What this task involves:
Copy out the records precisely, omitting pictures.

begin Dataset rows

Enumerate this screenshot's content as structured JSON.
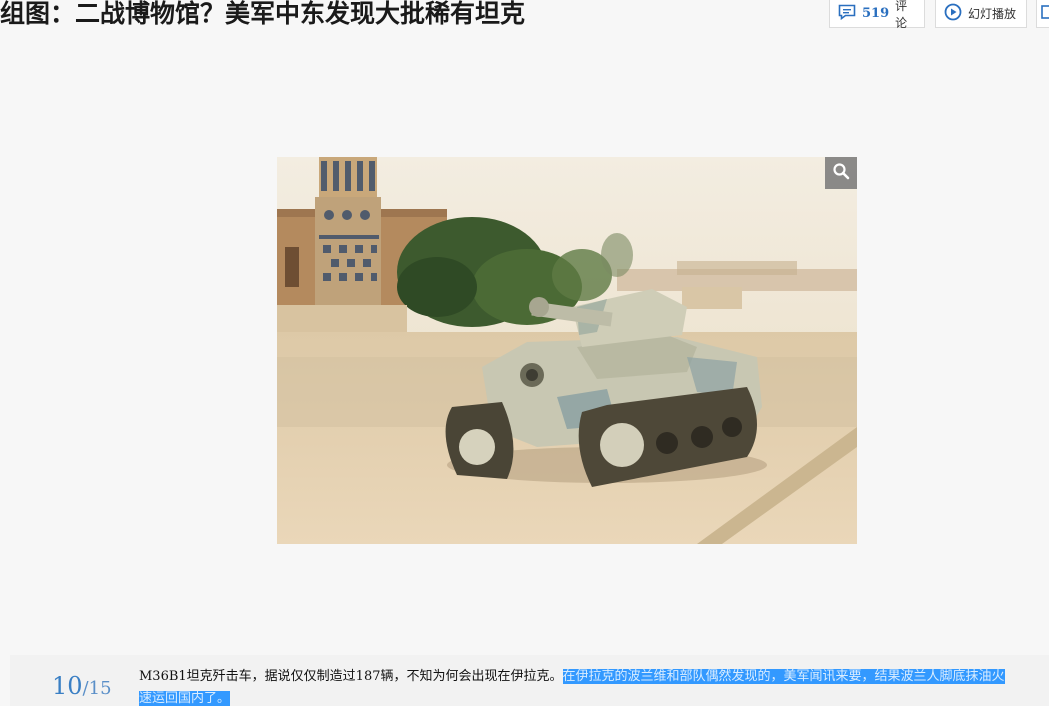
{
  "header": {
    "title": "组图：二战博物馆？美军中东发现大批稀有坦克"
  },
  "toolbar": {
    "comment_count": "519",
    "comment_label": "评论",
    "slideshow_label": "幻灯播放"
  },
  "gallery": {
    "current": "10",
    "total": "/15",
    "caption_plain": "M36B1坦克歼击车，据说仅仅制造过187辆，不知为何会出现在伊拉克。",
    "caption_selected_line1": "在伊拉克的波兰维和部队偶然发现的，美军闻讯来要，结果波兰人脚底抹油火",
    "caption_selected_line2": "速运回国内了。"
  },
  "icons": {
    "comment": "comment-bubble-icon",
    "slideshow": "play-circle-icon",
    "zoom": "magnifier-icon"
  },
  "colors": {
    "accent_blue": "#2a6fbf",
    "selection": "#3399ff"
  }
}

end Dataset rows

Response to the task:
Enumerate this screenshot's content as structured JSON.
{
  "header": {
    "title": "组图：二战博物馆？美军中东发现大批稀有坦克"
  },
  "toolbar": {
    "comment_count": "519",
    "comment_label": "评论",
    "slideshow_label": "幻灯播放"
  },
  "gallery": {
    "current": "10",
    "total": "/15",
    "caption_plain": "M36B1坦克歼击车，据说仅仅制造过187辆，不知为何会出现在伊拉克。",
    "caption_selected_line1": "在伊拉克的波兰维和部队偶然发现的，美军闻讯来要，结果波兰人脚底抹油火",
    "caption_selected_line2": "速运回国内了。"
  },
  "icons": {
    "comment": "comment-bubble-icon",
    "slideshow": "play-circle-icon",
    "zoom": "magnifier-icon"
  },
  "colors": {
    "accent_blue": "#2a6fbf",
    "selection": "#3399ff"
  }
}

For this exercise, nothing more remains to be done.